◆ FRAGMENTO SELECCIONADO:

::::

El Ministerio de Justicia que dirige la Fiscal, Dolores Delgado, tiene preparado un Real – Decreto para nacionalizar a los inmigrantes analfabetos en cuanto se pueda formalizar nuevo Gobierno y las circunstancias políticas lo permitan.
Ahora, Justicia se inclina por reformar el Real Decreto que estableció en 2.015, el nuevo Reglamento para obtener la nacionalidad española por residencia y la necesidad de superar dos exámenes : el de español como lengua extranjera con un nivel A2 ( que le permita resolver por sí mismo sus necesidades inmediatas ) que controla el Instituto Cervantes. Y otra prueba de conocimientos constitucionales y socio-culturales sobre España.
La posibilidad de solicitar una dispensa de esas pruebas al Ministerio, se estableció ya en una Orden publicada en 2.016 pero faltaba el procedimiento específico y los requisitos para pedirla. El Ministerio basa su reforma en que, la integración de un extranjero en España no puede ser idéntica para todas las personas ya que quedarían fuera del acceso a la nacionalidad quienes por su escaso nivel cultural o limitaciones personales, no pudieran alcanzar el conocimiento necesario para aprobar los exámenes anteriores.
Por este motivo, Justicia apuesta porque las personas que no sepan ni leer, ni escribir o tengan dificultades de aprendizaje, disfruten de los apoyos y de los ajustes razonables que les permitan acceder, en condiciones de igualdad efectiva, a la nacionalidad por residencia.
También aboga por dispensar de las pruebas a los solicitantes que hayan estado escolarizados en España y superado la obligada educación secundaria.

::::

◆ INSTRUCCIONES DE TRABAJO: Continúa el artículo sobre la reforma de Justicia para dispensar de los exámenes de nacionalidad a los inmigrantes analfabetos a partir de su última oración.

::::

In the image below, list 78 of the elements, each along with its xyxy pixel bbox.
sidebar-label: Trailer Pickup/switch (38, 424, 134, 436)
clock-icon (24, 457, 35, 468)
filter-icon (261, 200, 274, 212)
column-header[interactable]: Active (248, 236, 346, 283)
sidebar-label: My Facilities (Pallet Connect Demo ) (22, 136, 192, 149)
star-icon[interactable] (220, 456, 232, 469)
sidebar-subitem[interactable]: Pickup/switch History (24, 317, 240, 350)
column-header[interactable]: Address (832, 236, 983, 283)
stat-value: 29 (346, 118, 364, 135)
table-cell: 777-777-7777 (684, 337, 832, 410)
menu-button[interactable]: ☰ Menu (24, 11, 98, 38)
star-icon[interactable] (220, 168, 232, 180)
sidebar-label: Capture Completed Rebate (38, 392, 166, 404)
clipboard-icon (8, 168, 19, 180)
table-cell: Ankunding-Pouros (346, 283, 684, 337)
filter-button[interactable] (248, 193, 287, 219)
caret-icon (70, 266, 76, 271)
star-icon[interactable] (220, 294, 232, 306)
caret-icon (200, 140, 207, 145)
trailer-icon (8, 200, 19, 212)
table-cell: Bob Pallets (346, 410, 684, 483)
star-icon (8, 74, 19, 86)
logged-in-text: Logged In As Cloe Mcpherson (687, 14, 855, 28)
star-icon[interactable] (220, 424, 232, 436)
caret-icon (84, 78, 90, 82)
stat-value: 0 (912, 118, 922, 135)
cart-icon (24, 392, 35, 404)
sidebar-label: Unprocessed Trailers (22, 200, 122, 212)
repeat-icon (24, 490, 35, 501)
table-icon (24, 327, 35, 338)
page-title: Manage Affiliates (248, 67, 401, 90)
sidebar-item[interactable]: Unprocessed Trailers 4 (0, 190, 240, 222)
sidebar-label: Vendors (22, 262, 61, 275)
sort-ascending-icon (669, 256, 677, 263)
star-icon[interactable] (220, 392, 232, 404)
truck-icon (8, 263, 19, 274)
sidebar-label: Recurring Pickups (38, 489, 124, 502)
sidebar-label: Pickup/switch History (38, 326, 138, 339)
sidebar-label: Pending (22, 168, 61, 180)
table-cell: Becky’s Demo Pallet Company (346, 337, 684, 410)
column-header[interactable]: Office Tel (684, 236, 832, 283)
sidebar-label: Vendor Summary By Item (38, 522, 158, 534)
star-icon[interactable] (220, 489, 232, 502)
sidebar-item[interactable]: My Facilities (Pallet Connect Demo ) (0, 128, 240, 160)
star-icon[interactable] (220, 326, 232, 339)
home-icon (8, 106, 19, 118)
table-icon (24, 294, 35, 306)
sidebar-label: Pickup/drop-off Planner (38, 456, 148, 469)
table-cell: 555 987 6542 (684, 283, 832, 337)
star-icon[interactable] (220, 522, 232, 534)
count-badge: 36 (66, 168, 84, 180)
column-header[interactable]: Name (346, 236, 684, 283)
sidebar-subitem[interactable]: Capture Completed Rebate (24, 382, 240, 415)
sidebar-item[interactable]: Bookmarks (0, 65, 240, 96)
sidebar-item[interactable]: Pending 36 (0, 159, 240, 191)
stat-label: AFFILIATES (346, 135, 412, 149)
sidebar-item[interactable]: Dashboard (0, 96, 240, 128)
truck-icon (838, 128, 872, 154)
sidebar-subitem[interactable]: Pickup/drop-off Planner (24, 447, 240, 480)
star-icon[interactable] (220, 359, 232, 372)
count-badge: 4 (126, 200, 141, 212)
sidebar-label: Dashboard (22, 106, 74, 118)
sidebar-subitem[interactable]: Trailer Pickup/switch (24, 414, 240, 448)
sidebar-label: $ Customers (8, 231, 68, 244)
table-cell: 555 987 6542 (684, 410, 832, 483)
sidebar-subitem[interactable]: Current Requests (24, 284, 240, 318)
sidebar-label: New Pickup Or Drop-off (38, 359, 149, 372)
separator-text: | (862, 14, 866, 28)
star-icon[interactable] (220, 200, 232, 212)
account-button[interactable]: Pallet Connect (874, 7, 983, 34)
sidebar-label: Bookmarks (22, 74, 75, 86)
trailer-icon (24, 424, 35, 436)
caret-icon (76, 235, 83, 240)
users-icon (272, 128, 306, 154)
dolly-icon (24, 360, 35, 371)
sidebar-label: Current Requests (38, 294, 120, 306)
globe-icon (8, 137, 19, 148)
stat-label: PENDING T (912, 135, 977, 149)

::::

◆ RESPUESTA DEL EJERCICIO:
Por regla general, además de demostrar su integración en la sociedad española y acreditar buena conducta cívica, para solicitar la nacionalidad por residencia, es necesario haber vivido en territorio español 10 años de manera continuada.
Este plazo se rebaja a 5 años para los refugiados; a 2 años para los nacionales de países iberoamericanos, más los originarios de Andorra, Filipinas, Guinea Ecuatorial y Portugal; igualmente si se trata de personas de origen sefardí ( judíos expulsados de España por los Reyes Católicos en 1.492 ) ; y a 1 año, para los que hayan nacido en España, se hayan casado con una persona española o se tiene algún padre o abuelo español.
Según las cifras que ofrece el Instituto Nacional de Estadística, en 2.015 se concedieron 78.000 nacionalidades por residencia; en 2.016 fueron 93.760 ; en 2.017 hubo 26.000 y el pasado año de 2.018, llegaron a 90.828. La mayor parte de las mismas durante todos estos años, se han concedido a nacionales de países hispanoamericanos.